### YOUR TASK
Write out the records that appear below, verbatim and complete, but without pictures.

=-=-=

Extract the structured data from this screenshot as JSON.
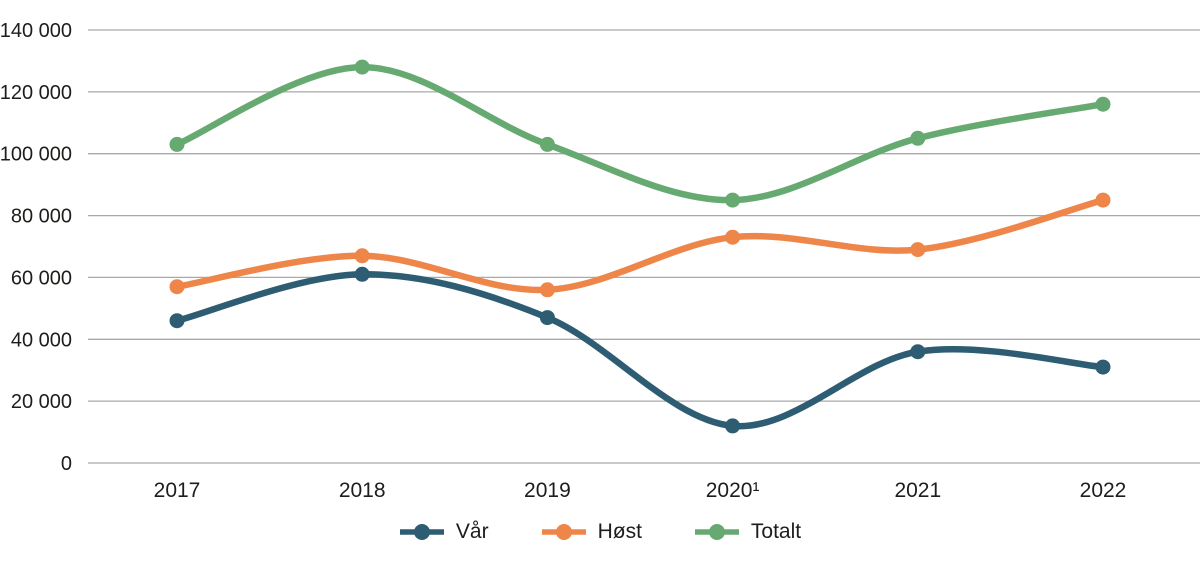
{
  "chart_data": {
    "type": "line",
    "title": "",
    "xlabel": "",
    "ylabel": "",
    "x_tick_labels": [
      "2017",
      "2018",
      "2019",
      "2020¹",
      "2021",
      "2022"
    ],
    "y_ticks": [
      0,
      20000,
      40000,
      60000,
      80000,
      100000,
      120000,
      140000
    ],
    "y_tick_labels": [
      "0",
      "20 000",
      "40 000",
      "60 000",
      "80 000",
      "100 000",
      "120 000",
      "140 000"
    ],
    "ylim": [
      0,
      140000
    ],
    "grid": "horizontal-only",
    "line_style": "smooth-with-round-markers",
    "legend_position": "bottom-center",
    "series": [
      {
        "name": "Vår",
        "color": "#2e5d73",
        "values": [
          46000,
          61000,
          47000,
          12000,
          36000,
          31000
        ]
      },
      {
        "name": "Høst",
        "color": "#ee8549",
        "values": [
          57000,
          67000,
          56000,
          73000,
          69000,
          85000
        ]
      },
      {
        "name": "Totalt",
        "color": "#66aa72",
        "values": [
          103000,
          128000,
          103000,
          85000,
          105000,
          116000
        ]
      }
    ]
  },
  "style": {
    "background": "#ffffff",
    "grid_color": "#a9a9a9",
    "text_color": "#1d1d1b"
  }
}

=-=-=

### FULL SOLUTION
Extract the structured data from this screenshot as JSON.
{
  "chart_data": {
    "type": "line",
    "title": "",
    "xlabel": "",
    "ylabel": "",
    "x_tick_labels": [
      "2017",
      "2018",
      "2019",
      "2020¹",
      "2021",
      "2022"
    ],
    "y_ticks": [
      0,
      20000,
      40000,
      60000,
      80000,
      100000,
      120000,
      140000
    ],
    "y_tick_labels": [
      "0",
      "20 000",
      "40 000",
      "60 000",
      "80 000",
      "100 000",
      "120 000",
      "140 000"
    ],
    "ylim": [
      0,
      140000
    ],
    "grid": "horizontal-only",
    "line_style": "smooth-with-round-markers",
    "legend_position": "bottom-center",
    "series": [
      {
        "name": "Vår",
        "color": "#2e5d73",
        "values": [
          46000,
          61000,
          47000,
          12000,
          36000,
          31000
        ]
      },
      {
        "name": "Høst",
        "color": "#ee8549",
        "values": [
          57000,
          67000,
          56000,
          73000,
          69000,
          85000
        ]
      },
      {
        "name": "Totalt",
        "color": "#66aa72",
        "values": [
          103000,
          128000,
          103000,
          85000,
          105000,
          116000
        ]
      }
    ]
  },
  "style": {
    "background": "#ffffff",
    "grid_color": "#a9a9a9",
    "text_color": "#1d1d1b"
  }
}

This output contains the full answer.